start DATA LINES

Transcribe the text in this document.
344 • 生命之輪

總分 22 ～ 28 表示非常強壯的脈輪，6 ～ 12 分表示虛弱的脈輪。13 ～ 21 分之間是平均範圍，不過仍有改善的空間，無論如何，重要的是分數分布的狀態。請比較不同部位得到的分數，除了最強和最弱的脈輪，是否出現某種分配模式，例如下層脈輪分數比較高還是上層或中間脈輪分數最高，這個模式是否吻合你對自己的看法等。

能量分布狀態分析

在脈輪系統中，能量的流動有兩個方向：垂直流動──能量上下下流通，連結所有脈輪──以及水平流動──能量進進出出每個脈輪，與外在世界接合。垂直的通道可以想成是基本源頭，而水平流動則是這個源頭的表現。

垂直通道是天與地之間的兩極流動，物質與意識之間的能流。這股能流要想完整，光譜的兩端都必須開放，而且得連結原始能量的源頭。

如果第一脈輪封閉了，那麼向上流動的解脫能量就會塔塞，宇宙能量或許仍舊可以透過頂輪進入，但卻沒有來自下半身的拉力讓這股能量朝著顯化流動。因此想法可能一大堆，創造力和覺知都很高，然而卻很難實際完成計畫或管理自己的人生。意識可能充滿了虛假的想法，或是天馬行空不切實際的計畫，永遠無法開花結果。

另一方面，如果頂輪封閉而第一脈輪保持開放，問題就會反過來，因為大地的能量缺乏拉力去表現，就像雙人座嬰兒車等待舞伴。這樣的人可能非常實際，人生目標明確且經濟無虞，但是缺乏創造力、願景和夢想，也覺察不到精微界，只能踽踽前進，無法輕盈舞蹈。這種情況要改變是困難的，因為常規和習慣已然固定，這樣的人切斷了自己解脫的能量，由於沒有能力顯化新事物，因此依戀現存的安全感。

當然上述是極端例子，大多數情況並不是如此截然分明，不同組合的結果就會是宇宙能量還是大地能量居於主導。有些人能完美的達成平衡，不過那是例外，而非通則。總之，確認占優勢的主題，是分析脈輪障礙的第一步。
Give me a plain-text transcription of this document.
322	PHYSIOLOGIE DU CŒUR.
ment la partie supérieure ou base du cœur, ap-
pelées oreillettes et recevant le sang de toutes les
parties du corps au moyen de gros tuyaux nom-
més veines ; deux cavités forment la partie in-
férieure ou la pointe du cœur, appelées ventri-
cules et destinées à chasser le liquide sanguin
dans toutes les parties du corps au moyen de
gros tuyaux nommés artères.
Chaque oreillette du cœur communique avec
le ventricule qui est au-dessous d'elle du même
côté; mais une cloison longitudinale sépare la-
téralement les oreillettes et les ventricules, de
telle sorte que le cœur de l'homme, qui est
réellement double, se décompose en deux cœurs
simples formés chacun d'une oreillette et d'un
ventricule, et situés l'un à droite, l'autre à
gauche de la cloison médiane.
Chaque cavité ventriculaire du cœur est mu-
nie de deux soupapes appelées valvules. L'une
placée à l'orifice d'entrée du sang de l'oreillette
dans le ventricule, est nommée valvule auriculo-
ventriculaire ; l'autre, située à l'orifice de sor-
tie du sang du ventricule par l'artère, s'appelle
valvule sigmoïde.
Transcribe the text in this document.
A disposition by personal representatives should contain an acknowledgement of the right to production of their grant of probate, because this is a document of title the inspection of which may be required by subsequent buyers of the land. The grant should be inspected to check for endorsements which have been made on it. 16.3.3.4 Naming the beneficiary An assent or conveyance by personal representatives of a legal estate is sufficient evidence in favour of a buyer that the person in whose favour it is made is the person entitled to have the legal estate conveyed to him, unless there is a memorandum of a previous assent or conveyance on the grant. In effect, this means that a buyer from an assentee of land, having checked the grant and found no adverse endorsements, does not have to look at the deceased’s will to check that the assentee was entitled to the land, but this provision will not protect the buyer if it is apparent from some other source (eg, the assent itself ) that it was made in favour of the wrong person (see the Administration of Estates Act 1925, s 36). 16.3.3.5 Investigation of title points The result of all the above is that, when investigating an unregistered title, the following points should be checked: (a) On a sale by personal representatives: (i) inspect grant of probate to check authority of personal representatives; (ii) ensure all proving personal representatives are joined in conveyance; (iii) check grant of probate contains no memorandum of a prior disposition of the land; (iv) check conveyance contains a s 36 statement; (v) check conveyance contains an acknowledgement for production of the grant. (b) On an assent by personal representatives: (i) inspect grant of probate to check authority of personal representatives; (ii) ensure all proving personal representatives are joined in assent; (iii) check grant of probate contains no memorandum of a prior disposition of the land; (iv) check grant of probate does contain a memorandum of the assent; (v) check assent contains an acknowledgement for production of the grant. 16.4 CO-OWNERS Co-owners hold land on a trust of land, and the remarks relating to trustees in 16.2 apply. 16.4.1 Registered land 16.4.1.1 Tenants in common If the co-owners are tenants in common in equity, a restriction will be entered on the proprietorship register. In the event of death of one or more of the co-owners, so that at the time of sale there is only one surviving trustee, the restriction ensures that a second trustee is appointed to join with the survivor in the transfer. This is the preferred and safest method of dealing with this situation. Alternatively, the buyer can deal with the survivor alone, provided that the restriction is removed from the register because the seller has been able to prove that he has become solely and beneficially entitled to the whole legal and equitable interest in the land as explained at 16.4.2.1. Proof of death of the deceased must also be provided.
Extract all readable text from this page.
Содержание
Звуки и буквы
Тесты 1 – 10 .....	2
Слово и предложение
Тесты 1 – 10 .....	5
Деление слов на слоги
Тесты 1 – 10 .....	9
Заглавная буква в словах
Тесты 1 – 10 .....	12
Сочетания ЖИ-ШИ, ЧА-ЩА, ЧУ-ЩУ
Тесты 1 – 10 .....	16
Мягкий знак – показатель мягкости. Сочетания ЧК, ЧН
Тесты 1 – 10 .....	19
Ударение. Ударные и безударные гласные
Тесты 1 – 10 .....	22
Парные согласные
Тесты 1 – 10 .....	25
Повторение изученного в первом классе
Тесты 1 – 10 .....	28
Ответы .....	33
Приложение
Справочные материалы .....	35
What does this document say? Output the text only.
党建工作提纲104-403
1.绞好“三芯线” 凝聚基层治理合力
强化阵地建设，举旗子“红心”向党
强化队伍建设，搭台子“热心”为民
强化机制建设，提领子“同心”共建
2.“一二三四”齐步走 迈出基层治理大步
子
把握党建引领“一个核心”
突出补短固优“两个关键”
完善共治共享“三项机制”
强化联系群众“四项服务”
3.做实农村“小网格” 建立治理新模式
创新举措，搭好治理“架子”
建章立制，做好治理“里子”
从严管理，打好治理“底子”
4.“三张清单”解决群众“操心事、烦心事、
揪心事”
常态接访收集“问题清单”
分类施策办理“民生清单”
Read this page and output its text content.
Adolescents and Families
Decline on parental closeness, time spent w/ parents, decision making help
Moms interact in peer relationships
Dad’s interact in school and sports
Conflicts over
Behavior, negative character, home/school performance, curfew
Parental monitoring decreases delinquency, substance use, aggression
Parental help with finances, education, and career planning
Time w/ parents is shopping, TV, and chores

end DATA LINES

* **EXERCISE**
Exactly reproduce the lines that run from the line with "Read this page and output its text content." through the last line of the records, inclusive.

* **WRITTEN ANSWER**
Read this page and output its text content.
Adolescents and Families
Decline on parental closeness, time spent w/ parents, decision making help
Moms interact in peer relationships
Dad’s interact in school and sports
Conflicts over
Behavior, negative character, home/school performance, curfew
Parental monitoring decreases delinquency, substance use, aggression
Parental help with finances, education, and career planning
Time w/ parents is shopping, TV, and chores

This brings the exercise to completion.